Problems and tasks
A. In the article on European mining shares, why does Philippe Gijsels say he would not be overweight the mining sector? Answer in one to three sentences.
B. Carry on the article on European mining shares from its last paragraph.
[[ Text, beginning ]]
London, 29 December 2010
The outperformance of European basic resources equities seen in 2010 is likely to fade next year as demand is hit by a slowdown in emerging markets growth and likely metals price rises are factored into share prices. Developing economies, which showed strong resilience to the global economic crisis, could lose some ground next year, while China's efforts to tighten its economy could lower the appetite for raw materials in the world's largest metals consumer.
Recent rises in prices has made the STOXX Europe 600 basic resources shares relatively expensive, with their oneyear forward price-to-earnings ratio now at 13.1, against 10 times for the oil and gas sector, 10.7 times for banks and 10.2 times for telecommunications shares.This mining sector, up 30% in 2010, is the fourth best performer out of 20 European equity sectors and is behind only automobile, personal goods and industrial goods. In contrast, the STOXX Europe 600 is up only 11% this year. "On the surface it looks fine, but I would not be overweight the mining sector," said Philippe Gijsels, head of research at BNP Paribas Fortis Global Markets in Brussels.
"If everyone is leaning in one way and a lot of good news is priced in, you will only need one hiccup to have a serious correction. You are so dependant on the emerging markets, but they are imposing credit inflow restrictions, hiking capital requirement for banks and raising interest rates."
Barclays Capital says global growth is expected to slow moderately to about 4.25% in 2011 from 4.9% this year, and more sharply in Asia and Latin America, which are likely to fall to about 6.5% in 2011 from 7.8% in 2010.
"China will continue to grow, but not as briskly as it has done. The country wants a more sustainable growth path and we have seen the reserve requirement ratio being lifted a couple of times," said Klaus Wiener, head of research at Generali Investments.
The 30% rise in the basic resources index this year outpaced a 19% gain in the London Metal Exchange index, signaling investors have factored in a portion of the potential rise in metals prices, which are set to continue on supply concerns.
[[ Text, end ]]
[[ Information given, beginning ]]
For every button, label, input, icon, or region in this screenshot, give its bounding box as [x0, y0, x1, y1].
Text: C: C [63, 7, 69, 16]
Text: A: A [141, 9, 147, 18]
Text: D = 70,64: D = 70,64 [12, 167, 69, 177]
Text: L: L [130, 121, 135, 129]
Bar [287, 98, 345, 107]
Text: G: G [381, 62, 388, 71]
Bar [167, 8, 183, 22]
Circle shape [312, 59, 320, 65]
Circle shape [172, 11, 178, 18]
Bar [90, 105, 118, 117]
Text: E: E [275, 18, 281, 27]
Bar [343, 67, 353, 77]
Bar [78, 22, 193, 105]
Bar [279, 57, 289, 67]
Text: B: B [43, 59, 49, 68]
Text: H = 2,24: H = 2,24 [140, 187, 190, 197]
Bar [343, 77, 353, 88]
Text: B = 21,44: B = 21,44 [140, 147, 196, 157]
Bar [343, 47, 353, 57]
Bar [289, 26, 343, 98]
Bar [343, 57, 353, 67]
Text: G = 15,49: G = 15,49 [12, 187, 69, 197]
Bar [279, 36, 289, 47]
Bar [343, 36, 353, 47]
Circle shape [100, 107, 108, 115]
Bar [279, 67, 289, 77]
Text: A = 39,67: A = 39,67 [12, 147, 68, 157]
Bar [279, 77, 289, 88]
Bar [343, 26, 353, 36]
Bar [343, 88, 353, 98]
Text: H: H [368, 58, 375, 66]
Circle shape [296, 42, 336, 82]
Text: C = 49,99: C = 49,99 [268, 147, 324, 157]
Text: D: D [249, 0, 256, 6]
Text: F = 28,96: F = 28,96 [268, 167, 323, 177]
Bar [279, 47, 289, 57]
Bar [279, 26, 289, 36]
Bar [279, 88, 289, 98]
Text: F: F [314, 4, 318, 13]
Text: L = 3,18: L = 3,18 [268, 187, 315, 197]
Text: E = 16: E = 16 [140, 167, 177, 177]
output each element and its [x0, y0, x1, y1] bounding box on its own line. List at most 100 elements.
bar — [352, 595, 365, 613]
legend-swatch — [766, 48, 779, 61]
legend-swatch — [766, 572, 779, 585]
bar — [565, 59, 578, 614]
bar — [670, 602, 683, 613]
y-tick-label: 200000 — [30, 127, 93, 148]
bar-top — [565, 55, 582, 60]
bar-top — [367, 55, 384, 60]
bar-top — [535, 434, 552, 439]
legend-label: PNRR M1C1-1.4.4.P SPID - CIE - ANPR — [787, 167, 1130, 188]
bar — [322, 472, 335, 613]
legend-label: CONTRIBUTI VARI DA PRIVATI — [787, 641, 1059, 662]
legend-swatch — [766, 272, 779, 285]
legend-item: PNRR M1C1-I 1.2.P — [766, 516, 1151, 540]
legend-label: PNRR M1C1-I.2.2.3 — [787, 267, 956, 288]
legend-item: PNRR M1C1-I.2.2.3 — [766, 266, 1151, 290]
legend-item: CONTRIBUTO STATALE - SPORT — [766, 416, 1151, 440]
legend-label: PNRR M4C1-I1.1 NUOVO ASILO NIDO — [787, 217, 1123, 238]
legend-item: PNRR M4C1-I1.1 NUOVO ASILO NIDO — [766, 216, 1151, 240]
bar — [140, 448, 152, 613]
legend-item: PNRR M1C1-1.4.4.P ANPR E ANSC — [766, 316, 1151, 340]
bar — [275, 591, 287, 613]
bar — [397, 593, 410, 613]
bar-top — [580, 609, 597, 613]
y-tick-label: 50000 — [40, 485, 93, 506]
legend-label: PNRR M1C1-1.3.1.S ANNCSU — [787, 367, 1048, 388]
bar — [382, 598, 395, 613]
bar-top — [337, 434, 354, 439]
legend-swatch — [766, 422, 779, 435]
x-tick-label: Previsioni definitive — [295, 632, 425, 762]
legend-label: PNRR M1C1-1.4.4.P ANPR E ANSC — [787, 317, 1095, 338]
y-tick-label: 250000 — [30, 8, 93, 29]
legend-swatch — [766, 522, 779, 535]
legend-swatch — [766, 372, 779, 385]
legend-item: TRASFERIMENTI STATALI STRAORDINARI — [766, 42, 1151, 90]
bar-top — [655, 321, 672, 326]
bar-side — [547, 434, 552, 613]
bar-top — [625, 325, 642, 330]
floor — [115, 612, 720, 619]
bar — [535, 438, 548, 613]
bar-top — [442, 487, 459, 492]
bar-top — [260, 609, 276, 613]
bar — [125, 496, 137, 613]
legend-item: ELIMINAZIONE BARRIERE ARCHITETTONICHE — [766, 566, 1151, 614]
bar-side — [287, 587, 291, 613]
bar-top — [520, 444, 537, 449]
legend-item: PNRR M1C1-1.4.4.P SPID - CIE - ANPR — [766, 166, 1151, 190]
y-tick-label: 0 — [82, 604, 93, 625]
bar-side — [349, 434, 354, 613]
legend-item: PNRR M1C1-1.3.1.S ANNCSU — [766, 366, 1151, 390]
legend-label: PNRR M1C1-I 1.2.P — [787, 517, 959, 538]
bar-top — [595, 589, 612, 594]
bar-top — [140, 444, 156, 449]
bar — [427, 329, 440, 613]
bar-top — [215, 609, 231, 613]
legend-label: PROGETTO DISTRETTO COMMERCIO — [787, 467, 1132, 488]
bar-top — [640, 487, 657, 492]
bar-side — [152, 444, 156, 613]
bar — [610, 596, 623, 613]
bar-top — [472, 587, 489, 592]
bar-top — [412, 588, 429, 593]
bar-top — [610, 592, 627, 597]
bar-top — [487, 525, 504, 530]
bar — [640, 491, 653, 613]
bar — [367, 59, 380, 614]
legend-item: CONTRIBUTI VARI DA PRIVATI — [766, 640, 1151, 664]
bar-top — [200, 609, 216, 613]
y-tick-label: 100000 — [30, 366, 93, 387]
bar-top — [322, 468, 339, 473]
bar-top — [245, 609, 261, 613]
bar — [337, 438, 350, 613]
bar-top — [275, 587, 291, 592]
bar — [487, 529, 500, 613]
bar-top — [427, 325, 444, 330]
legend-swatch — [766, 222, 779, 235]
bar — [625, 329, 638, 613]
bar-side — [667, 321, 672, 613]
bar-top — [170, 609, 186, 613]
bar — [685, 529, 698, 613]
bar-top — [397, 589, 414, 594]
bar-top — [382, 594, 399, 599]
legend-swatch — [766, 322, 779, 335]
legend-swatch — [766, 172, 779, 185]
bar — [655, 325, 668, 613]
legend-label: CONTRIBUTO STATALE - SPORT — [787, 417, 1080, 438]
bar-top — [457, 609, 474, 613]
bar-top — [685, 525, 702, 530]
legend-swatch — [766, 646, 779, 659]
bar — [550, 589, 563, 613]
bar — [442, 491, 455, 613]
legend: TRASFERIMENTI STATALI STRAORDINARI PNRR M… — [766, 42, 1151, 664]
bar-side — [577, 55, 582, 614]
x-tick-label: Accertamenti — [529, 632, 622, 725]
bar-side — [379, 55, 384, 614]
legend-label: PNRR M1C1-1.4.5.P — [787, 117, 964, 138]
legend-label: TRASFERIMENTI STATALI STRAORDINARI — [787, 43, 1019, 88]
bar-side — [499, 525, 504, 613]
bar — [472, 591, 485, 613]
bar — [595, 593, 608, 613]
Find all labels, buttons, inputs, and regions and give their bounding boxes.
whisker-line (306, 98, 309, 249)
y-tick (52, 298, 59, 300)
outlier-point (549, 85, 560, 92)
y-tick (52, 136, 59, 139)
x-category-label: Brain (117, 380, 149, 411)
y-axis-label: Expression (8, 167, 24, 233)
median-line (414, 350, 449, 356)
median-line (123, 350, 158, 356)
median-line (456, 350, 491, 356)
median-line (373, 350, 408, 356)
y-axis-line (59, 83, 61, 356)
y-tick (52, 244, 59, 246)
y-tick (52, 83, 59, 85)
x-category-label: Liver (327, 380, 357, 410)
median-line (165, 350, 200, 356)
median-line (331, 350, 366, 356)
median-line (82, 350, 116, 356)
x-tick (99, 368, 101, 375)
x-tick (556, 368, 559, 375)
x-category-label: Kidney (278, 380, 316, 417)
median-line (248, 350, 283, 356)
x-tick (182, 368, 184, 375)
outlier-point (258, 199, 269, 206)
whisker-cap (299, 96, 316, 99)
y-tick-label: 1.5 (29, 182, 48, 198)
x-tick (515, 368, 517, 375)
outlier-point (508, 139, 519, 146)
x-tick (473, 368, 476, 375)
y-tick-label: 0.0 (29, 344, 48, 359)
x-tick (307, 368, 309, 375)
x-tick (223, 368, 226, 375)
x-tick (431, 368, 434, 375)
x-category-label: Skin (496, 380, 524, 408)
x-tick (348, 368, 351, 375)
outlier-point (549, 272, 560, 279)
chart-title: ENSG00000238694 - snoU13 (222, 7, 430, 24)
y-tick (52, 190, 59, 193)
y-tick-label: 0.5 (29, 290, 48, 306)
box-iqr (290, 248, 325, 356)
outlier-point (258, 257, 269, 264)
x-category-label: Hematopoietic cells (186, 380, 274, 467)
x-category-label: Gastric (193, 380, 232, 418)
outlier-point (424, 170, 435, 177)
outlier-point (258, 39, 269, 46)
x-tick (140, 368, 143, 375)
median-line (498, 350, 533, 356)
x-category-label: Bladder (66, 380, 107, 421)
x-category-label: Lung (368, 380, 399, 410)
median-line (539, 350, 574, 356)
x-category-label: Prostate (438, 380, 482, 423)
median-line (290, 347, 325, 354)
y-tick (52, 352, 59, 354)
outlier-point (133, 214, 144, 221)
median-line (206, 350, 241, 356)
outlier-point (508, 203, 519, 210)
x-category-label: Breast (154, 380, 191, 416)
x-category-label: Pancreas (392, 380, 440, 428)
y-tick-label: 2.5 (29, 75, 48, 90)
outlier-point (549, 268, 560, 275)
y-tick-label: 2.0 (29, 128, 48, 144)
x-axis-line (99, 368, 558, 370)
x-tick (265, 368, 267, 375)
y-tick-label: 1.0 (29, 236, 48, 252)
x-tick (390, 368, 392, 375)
[[ Information given, end ]]
Answers provided
A. He says that when everyone leans the same way and a lot of good news is already priced in, one hiccup is enough to cause a serious correction. He adds that the sector depends heavily on emerging markets, and those markets are restricting credit inflows, raising capital requirements for banks and raising interest rates.

B.
"The market has priced in an essential amount of rise in commodity prices. I would be a bit hesitant to expect that the mining sector will outperform in 2011," Generali Investments' Wiener said.
CHINA FACTOR
Mike Lenhoff, chief strategist at Brewin Dolphin, said China was a risk for the mining sector next year because if the country's domestic policies did not work properly and the central bank continued to tighten, then the government could introduce active fiscal policies.
"If we find that authorities take a more assertive kind of position on the interest rate policy, that's a serious risk for the sector and the global economy. Analysts saw some bright spots in the sector, however, favouring well-diversified companies with operations in different geographical regions.
"Commodities should do well, although we do see limited upside. Much depends on China and the Chinese demand. Interesting companies are the blue chips like BHP Billiton or Rio Tinto," said Anko Beldsnijder, managing director of MainFirst Asset Management.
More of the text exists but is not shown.